▶ _Set exercise_:
Where a line holds "冷却称重", copy it.
***** Stored data *****
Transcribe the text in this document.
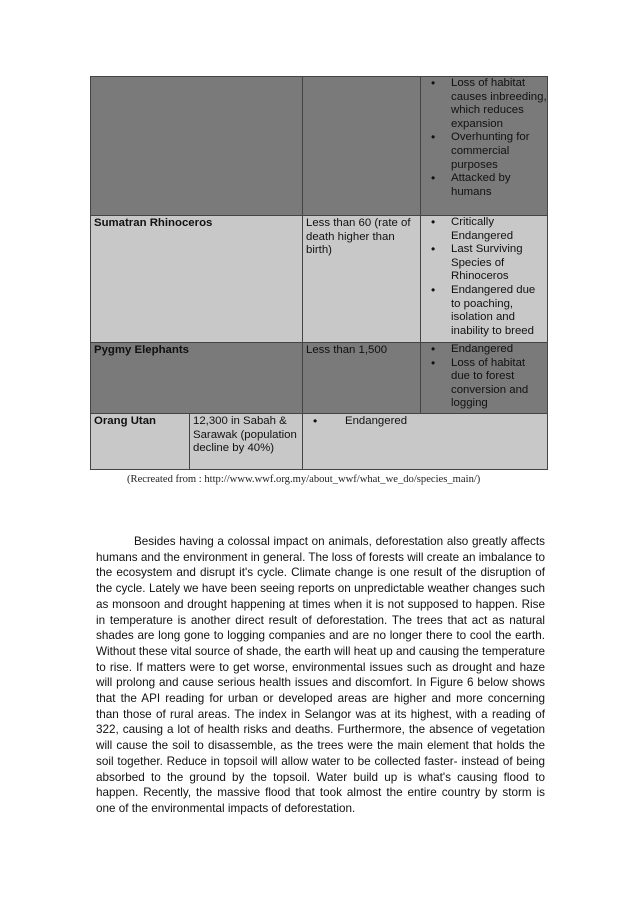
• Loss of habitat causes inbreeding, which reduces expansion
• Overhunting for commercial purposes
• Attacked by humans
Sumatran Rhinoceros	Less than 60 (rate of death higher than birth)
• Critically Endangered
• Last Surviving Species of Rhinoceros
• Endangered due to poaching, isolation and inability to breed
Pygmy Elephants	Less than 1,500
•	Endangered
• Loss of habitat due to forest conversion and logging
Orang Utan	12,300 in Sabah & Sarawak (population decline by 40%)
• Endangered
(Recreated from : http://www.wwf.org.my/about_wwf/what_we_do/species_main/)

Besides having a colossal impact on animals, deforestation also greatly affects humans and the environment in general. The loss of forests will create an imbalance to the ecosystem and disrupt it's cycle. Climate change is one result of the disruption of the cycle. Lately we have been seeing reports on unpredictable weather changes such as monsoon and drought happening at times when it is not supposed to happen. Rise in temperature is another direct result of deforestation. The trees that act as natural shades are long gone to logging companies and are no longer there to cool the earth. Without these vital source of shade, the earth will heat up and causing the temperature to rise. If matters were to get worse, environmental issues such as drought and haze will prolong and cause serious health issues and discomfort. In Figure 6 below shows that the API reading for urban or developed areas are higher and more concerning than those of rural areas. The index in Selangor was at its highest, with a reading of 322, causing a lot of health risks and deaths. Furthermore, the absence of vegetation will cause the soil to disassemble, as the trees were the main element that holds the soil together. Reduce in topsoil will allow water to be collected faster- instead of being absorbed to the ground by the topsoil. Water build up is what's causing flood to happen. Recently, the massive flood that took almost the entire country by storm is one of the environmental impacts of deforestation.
*****
***** Stored data *****
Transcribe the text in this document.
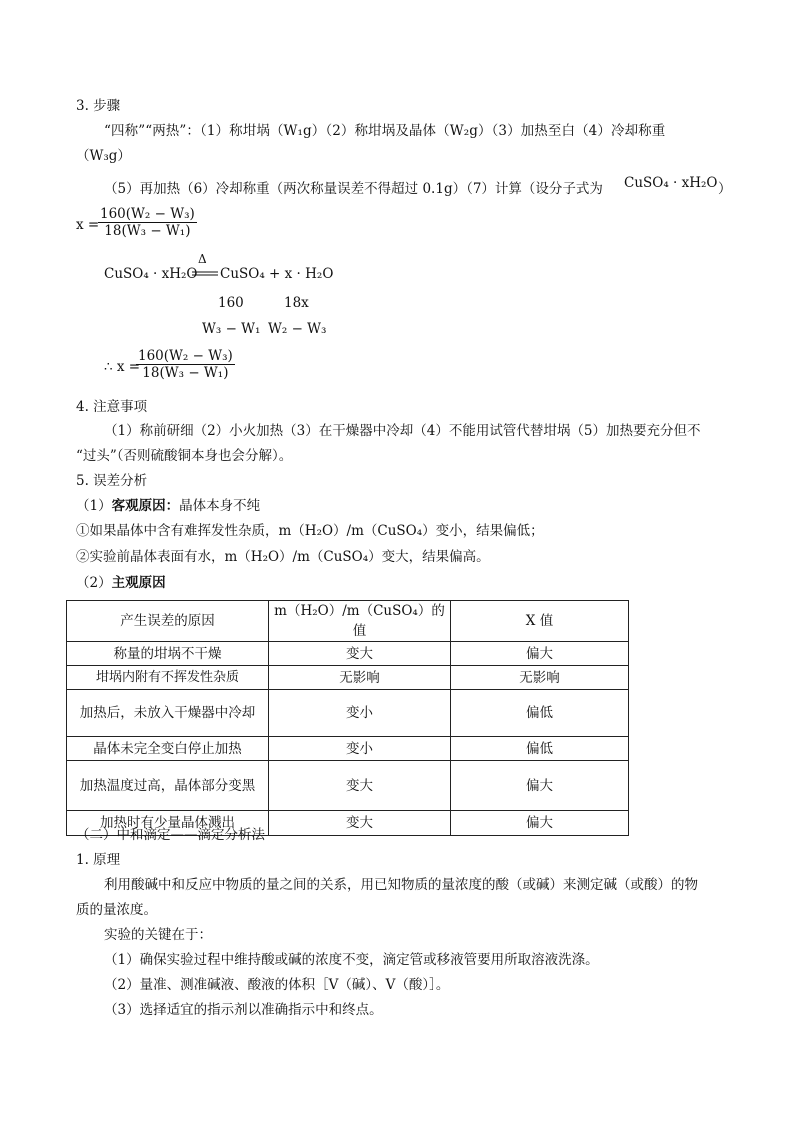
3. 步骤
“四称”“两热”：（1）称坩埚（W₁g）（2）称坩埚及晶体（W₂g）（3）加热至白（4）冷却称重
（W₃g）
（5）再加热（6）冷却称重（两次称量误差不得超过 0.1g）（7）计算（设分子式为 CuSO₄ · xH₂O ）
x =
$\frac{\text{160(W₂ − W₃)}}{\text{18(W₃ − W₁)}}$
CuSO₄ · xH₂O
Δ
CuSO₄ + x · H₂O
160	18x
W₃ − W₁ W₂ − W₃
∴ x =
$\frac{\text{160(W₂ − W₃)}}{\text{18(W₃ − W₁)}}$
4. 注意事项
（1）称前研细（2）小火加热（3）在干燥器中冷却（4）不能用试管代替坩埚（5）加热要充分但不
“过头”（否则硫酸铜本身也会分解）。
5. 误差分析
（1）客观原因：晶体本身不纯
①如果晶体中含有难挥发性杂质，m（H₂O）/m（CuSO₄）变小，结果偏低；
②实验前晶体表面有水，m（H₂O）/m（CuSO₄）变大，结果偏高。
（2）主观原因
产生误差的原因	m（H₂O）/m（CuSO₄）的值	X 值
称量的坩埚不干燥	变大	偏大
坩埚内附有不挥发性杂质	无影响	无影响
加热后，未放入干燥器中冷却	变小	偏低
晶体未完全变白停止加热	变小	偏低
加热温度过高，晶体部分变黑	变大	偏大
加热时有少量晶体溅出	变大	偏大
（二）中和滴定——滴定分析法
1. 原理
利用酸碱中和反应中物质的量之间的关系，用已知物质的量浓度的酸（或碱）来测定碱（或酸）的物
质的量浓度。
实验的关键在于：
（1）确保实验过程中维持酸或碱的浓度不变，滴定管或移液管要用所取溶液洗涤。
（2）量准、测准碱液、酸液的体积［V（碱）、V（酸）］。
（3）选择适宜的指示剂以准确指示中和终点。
*****
▶ _Final result_:
“四称”“两热”：（1）称坩埚（W₁g）（2）称坩埚及晶体（W₂g）（3）加热至白（4）冷却称重
（5）再加热（6）冷却称重（两次称量误差不得超过 0.1g）（7）计算（设分子式为 CuSO₄ · xH₂O ）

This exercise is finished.